[Dataset records on visual material]
───

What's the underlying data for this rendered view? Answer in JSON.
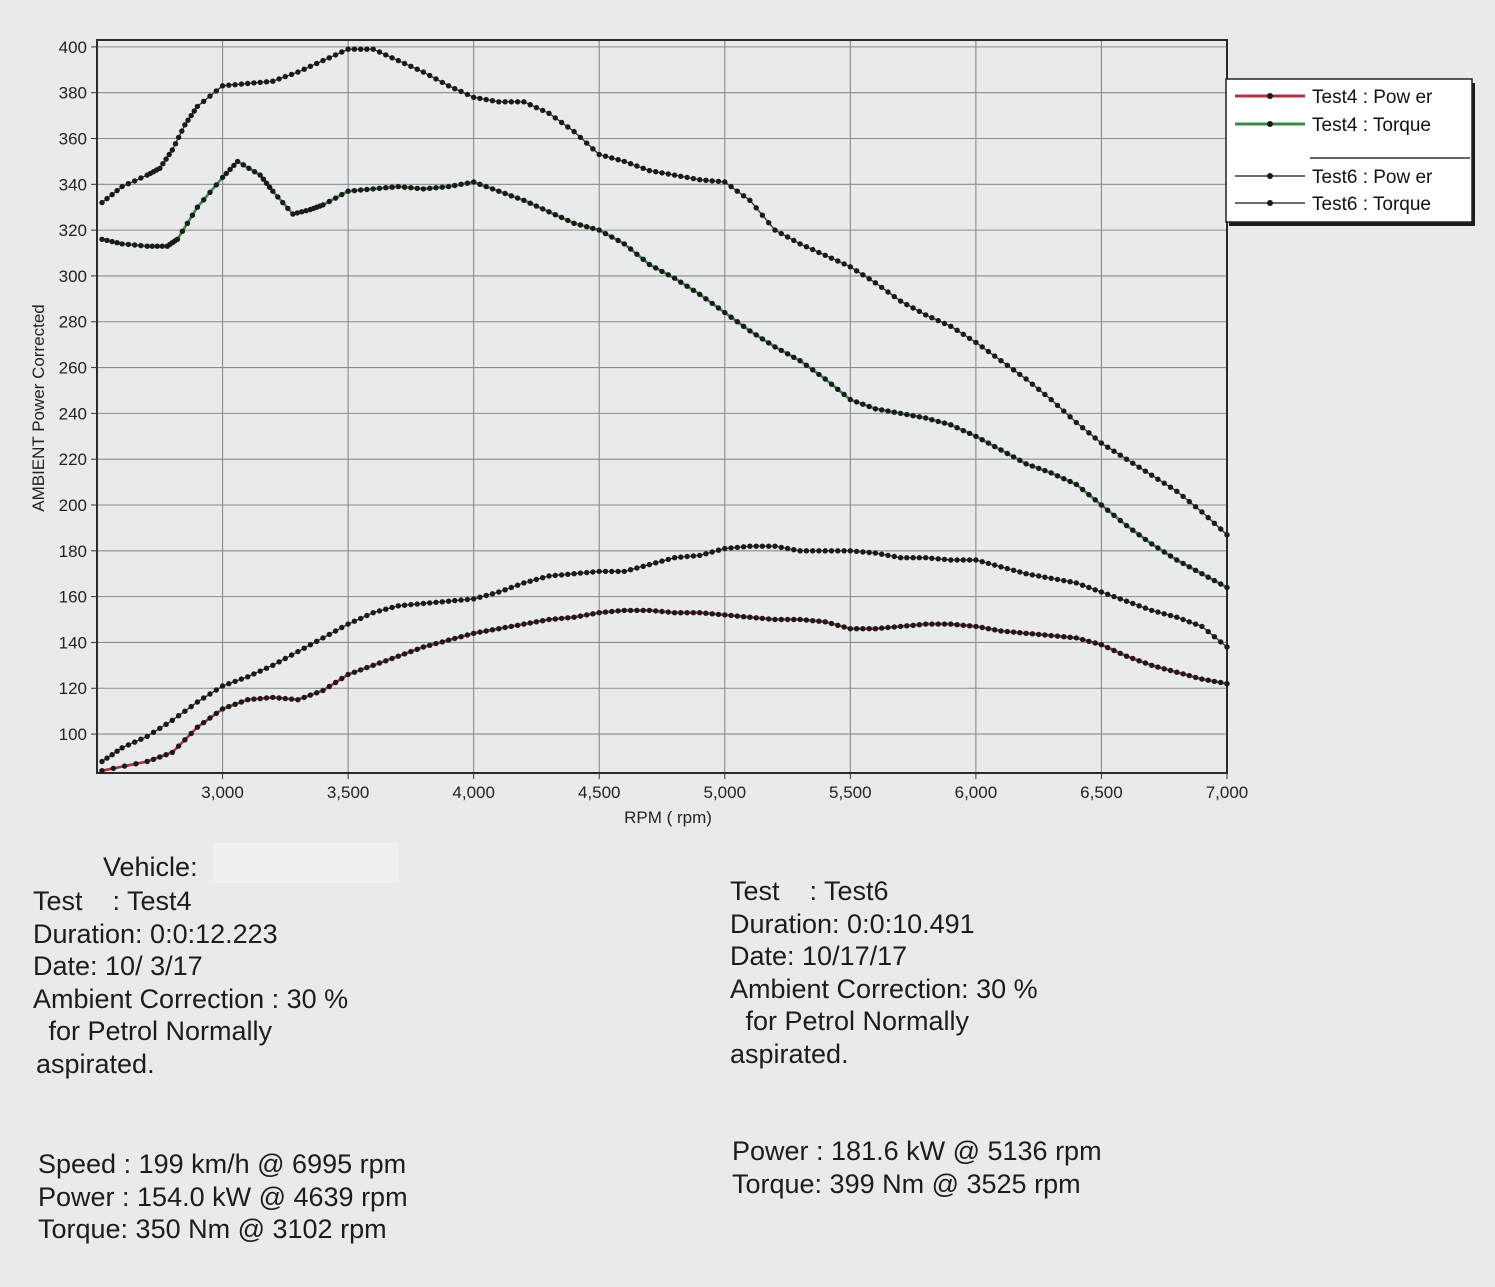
{
  "chart_data": {
    "type": "line",
    "xlabel": "RPM ( rpm)",
    "ylabel": "AMBIENT Power Corrected",
    "xlim": [
      2500,
      7000
    ],
    "ylim": [
      83,
      403
    ],
    "x_ticks": [
      "3,000",
      "3,500",
      "4,000",
      "4,500",
      "5,000",
      "5,500",
      "6,000",
      "6,500",
      "7,000"
    ],
    "y_ticks": [
      "100",
      "120",
      "140",
      "160",
      "180",
      "200",
      "220",
      "240",
      "260",
      "280",
      "300",
      "320",
      "340",
      "360",
      "380",
      "400"
    ],
    "grid": true,
    "legend_position": "top-right, outside plot",
    "series": [
      {
        "name": "Test4 : Pow er",
        "color": "#b03040",
        "x": [
          2520,
          2700,
          2800,
          2900,
          3000,
          3100,
          3200,
          3300,
          3400,
          3500,
          3600,
          3700,
          3800,
          3900,
          4000,
          4100,
          4200,
          4300,
          4400,
          4500,
          4600,
          4700,
          4800,
          4900,
          5000,
          5100,
          5200,
          5300,
          5400,
          5500,
          5600,
          5700,
          5800,
          5900,
          6000,
          6100,
          6200,
          6300,
          6400,
          6500,
          6600,
          6700,
          6800,
          6900,
          7000
        ],
        "values": [
          84,
          88,
          92,
          103,
          111,
          115,
          116,
          115,
          119,
          126,
          130,
          134,
          138,
          141,
          144,
          146,
          148,
          150,
          151,
          153,
          154,
          154,
          153,
          153,
          152,
          151,
          150,
          150,
          149,
          146,
          146,
          147,
          148,
          148,
          147,
          145,
          144,
          143,
          142,
          139,
          134,
          130,
          127,
          124,
          122
        ]
      },
      {
        "name": "Test4 : Torque",
        "color": "#3a8a4a",
        "x": [
          2520,
          2600,
          2700,
          2780,
          2820,
          2900,
          3000,
          3060,
          3150,
          3200,
          3280,
          3350,
          3400,
          3500,
          3600,
          3700,
          3800,
          3900,
          4000,
          4100,
          4200,
          4300,
          4400,
          4500,
          4600,
          4700,
          4800,
          4900,
          5000,
          5100,
          5200,
          5300,
          5400,
          5500,
          5600,
          5700,
          5800,
          5900,
          6000,
          6100,
          6200,
          6300,
          6400,
          6500,
          6600,
          6700,
          6800,
          6900,
          7000
        ],
        "values": [
          316,
          314,
          313,
          313,
          316,
          330,
          343,
          350,
          344,
          337,
          327,
          329,
          331,
          337,
          338,
          339,
          338,
          339,
          341,
          337,
          333,
          328,
          323,
          320,
          314,
          305,
          299,
          292,
          284,
          276,
          269,
          263,
          255,
          246,
          242,
          240,
          238,
          235,
          230,
          224,
          218,
          214,
          209,
          200,
          191,
          183,
          176,
          170,
          164
        ]
      },
      {
        "name": "Test6 : Pow er",
        "color": "#3a3a3a",
        "x": [
          2520,
          2600,
          2700,
          2800,
          2900,
          3000,
          3100,
          3200,
          3300,
          3400,
          3500,
          3600,
          3700,
          3800,
          3900,
          4000,
          4100,
          4200,
          4300,
          4400,
          4500,
          4600,
          4700,
          4800,
          4900,
          5000,
          5100,
          5200,
          5300,
          5400,
          5500,
          5600,
          5700,
          5800,
          5900,
          6000,
          6100,
          6200,
          6300,
          6400,
          6500,
          6600,
          6700,
          6800,
          6900,
          7000
        ],
        "values": [
          88,
          94,
          99,
          106,
          114,
          121,
          125,
          130,
          136,
          142,
          148,
          153,
          156,
          157,
          158,
          159,
          162,
          166,
          169,
          170,
          171,
          171,
          174,
          177,
          178,
          181,
          182,
          182,
          180,
          180,
          180,
          179,
          177,
          177,
          176,
          176,
          173,
          170,
          168,
          166,
          162,
          158,
          154,
          151,
          147,
          138
        ]
      },
      {
        "name": "Test6 : Torque",
        "color": "#3a3a3a",
        "x": [
          2520,
          2600,
          2700,
          2750,
          2800,
          2850,
          2900,
          3000,
          3100,
          3200,
          3300,
          3400,
          3500,
          3600,
          3700,
          3800,
          3900,
          4000,
          4100,
          4200,
          4300,
          4400,
          4500,
          4600,
          4700,
          4800,
          4900,
          5000,
          5100,
          5200,
          5300,
          5400,
          5500,
          5600,
          5700,
          5800,
          5900,
          6000,
          6100,
          6200,
          6300,
          6400,
          6500,
          6600,
          6700,
          6800,
          6900,
          7000
        ],
        "values": [
          332,
          339,
          344,
          347,
          355,
          366,
          374,
          383,
          384,
          385,
          389,
          394,
          399,
          399,
          394,
          389,
          383,
          378,
          376,
          376,
          371,
          363,
          353,
          350,
          346,
          344,
          342,
          341,
          333,
          320,
          314,
          309,
          304,
          297,
          289,
          283,
          278,
          271,
          263,
          255,
          246,
          236,
          227,
          220,
          213,
          206,
          197,
          187
        ]
      }
    ]
  },
  "info": {
    "vehicle_label": "Vehicle:",
    "test4": {
      "lines": [
        "Test    : Test4",
        "Duration: 0:0:12.223",
        "Date: 10/ 3/17",
        "Ambient Correction : 30 %",
        " for Petrol Normally",
        "aspirated."
      ],
      "summary": [
        "Speed : 199 km/h @ 6995 rpm",
        "Power : 154.0 kW @ 4639 rpm",
        "Torque: 350 Nm @ 3102 rpm"
      ]
    },
    "test6": {
      "lines": [
        "Test    : Test6",
        "Duration: 0:0:10.491",
        "Date: 10/17/17",
        "Ambient Correction: 30 %",
        " for Petrol Normally",
        "aspirated."
      ],
      "summary": [
        "Power : 181.6 kW @ 5136 rpm",
        "Torque: 399 Nm @ 3525 rpm"
      ]
    }
  }
}
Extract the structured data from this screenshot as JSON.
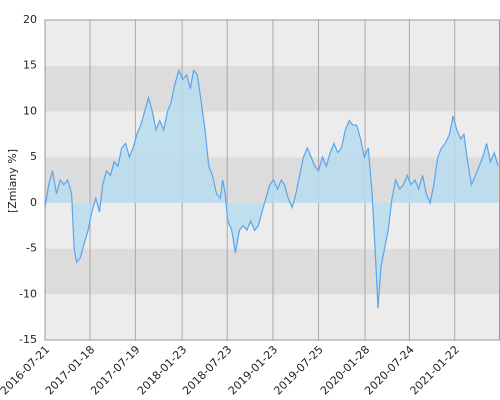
{
  "chart_data": {
    "type": "line",
    "y_label": "[Zmiany %]",
    "x": [
      "2016-07-21",
      "2016-08-05",
      "2016-08-20",
      "2016-09-05",
      "2016-09-20",
      "2016-10-05",
      "2016-10-20",
      "2016-11-05",
      "2016-11-15",
      "2016-11-25",
      "2016-12-10",
      "2016-12-25",
      "2017-01-10",
      "2017-01-25",
      "2017-02-10",
      "2017-02-25",
      "2017-03-10",
      "2017-03-25",
      "2017-04-10",
      "2017-04-25",
      "2017-05-10",
      "2017-05-25",
      "2017-06-10",
      "2017-06-25",
      "2017-07-10",
      "2017-07-25",
      "2017-08-10",
      "2017-08-25",
      "2017-09-10",
      "2017-09-25",
      "2017-10-10",
      "2017-10-25",
      "2017-11-10",
      "2017-11-25",
      "2017-12-10",
      "2017-12-25",
      "2018-01-10",
      "2018-01-25",
      "2018-02-10",
      "2018-02-25",
      "2018-03-10",
      "2018-03-25",
      "2018-04-10",
      "2018-04-25",
      "2018-05-10",
      "2018-05-25",
      "2018-06-10",
      "2018-06-25",
      "2018-07-05",
      "2018-07-15",
      "2018-07-25",
      "2018-08-10",
      "2018-08-25",
      "2018-09-10",
      "2018-09-25",
      "2018-10-10",
      "2018-10-25",
      "2018-11-10",
      "2018-11-25",
      "2018-12-10",
      "2018-12-25",
      "2019-01-10",
      "2019-01-25",
      "2019-02-10",
      "2019-02-25",
      "2019-03-10",
      "2019-03-25",
      "2019-04-10",
      "2019-04-25",
      "2019-05-10",
      "2019-05-25",
      "2019-06-10",
      "2019-06-25",
      "2019-07-10",
      "2019-07-25",
      "2019-08-10",
      "2019-08-25",
      "2019-09-10",
      "2019-09-25",
      "2019-10-10",
      "2019-10-25",
      "2019-11-10",
      "2019-11-25",
      "2019-12-10",
      "2019-12-25",
      "2020-01-10",
      "2020-01-25",
      "2020-02-10",
      "2020-02-25",
      "2020-03-10",
      "2020-03-20",
      "2020-04-01",
      "2020-04-15",
      "2020-04-30",
      "2020-05-15",
      "2020-05-30",
      "2020-06-15",
      "2020-06-30",
      "2020-07-15",
      "2020-07-30",
      "2020-08-15",
      "2020-08-30",
      "2020-09-15",
      "2020-09-30",
      "2020-10-15",
      "2020-10-30",
      "2020-11-15",
      "2020-11-30",
      "2020-12-15",
      "2021-01-01",
      "2021-01-15",
      "2021-01-30",
      "2021-02-15",
      "2021-02-28",
      "2021-03-15",
      "2021-03-30",
      "2021-04-15",
      "2021-04-30",
      "2021-05-15",
      "2021-05-30",
      "2021-06-15",
      "2021-06-30",
      "2021-07-15"
    ],
    "series": [
      {
        "color": "#5aa5ec",
        "fill": "#b7dcee",
        "values": [
          -0.5,
          2,
          3.5,
          1,
          2.5,
          2,
          2.5,
          1,
          -5,
          -6.5,
          -6,
          -4.5,
          -3,
          -1,
          0.5,
          -1,
          2,
          3.5,
          3,
          4.5,
          4,
          6,
          6.5,
          5,
          6,
          7.5,
          8.5,
          10,
          11.5,
          10,
          8,
          9,
          8,
          10,
          11,
          13,
          14.5,
          13.5,
          14,
          12.5,
          14.5,
          14,
          11,
          8,
          4,
          3,
          1,
          0.5,
          2.5,
          1,
          -2,
          -3,
          -5.5,
          -3,
          -2.5,
          -3,
          -2,
          -3,
          -2.5,
          -1,
          0.5,
          2,
          2.5,
          1.5,
          2.5,
          2,
          0.5,
          -0.5,
          1,
          3,
          5,
          6,
          5,
          4,
          3.5,
          5,
          4,
          5.5,
          6.5,
          5.5,
          6,
          8,
          9,
          8.5,
          8.5,
          7,
          5,
          6,
          1,
          -6,
          -11.5,
          -7,
          -5,
          -3,
          0.5,
          2.5,
          1.5,
          2,
          3,
          2,
          2.5,
          1.5,
          3,
          1,
          0,
          2,
          5,
          6,
          6.5,
          7.5,
          9.5,
          8,
          7,
          7.5,
          4.5,
          2,
          3,
          4,
          5,
          6.5,
          4.5,
          5.5,
          4
        ]
      }
    ],
    "xlim": [
      "2016-07-21",
      "2021-07-23"
    ],
    "xticks": [
      "2016-07-21",
      "2017-01-18",
      "2017-07-19",
      "2018-01-23",
      "2018-07-23",
      "2019-01-23",
      "2019-07-25",
      "2020-01-28",
      "2020-07-24",
      "2021-01-22"
    ],
    "ylim": [
      -15,
      20
    ],
    "yticks": [
      -15,
      -10,
      -5,
      0,
      5,
      10,
      15,
      20
    ],
    "band_colors": [
      "#ececec",
      "#dcdcdc"
    ],
    "grid": true
  }
}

───

### WHAT IS BEING ASKED
Reproduce each line holding the word "this".

### TASK OUTPUT
What's the underlying data for this rendered view? Answer in JSON.
Extract the structured data from this screenshot as JSON.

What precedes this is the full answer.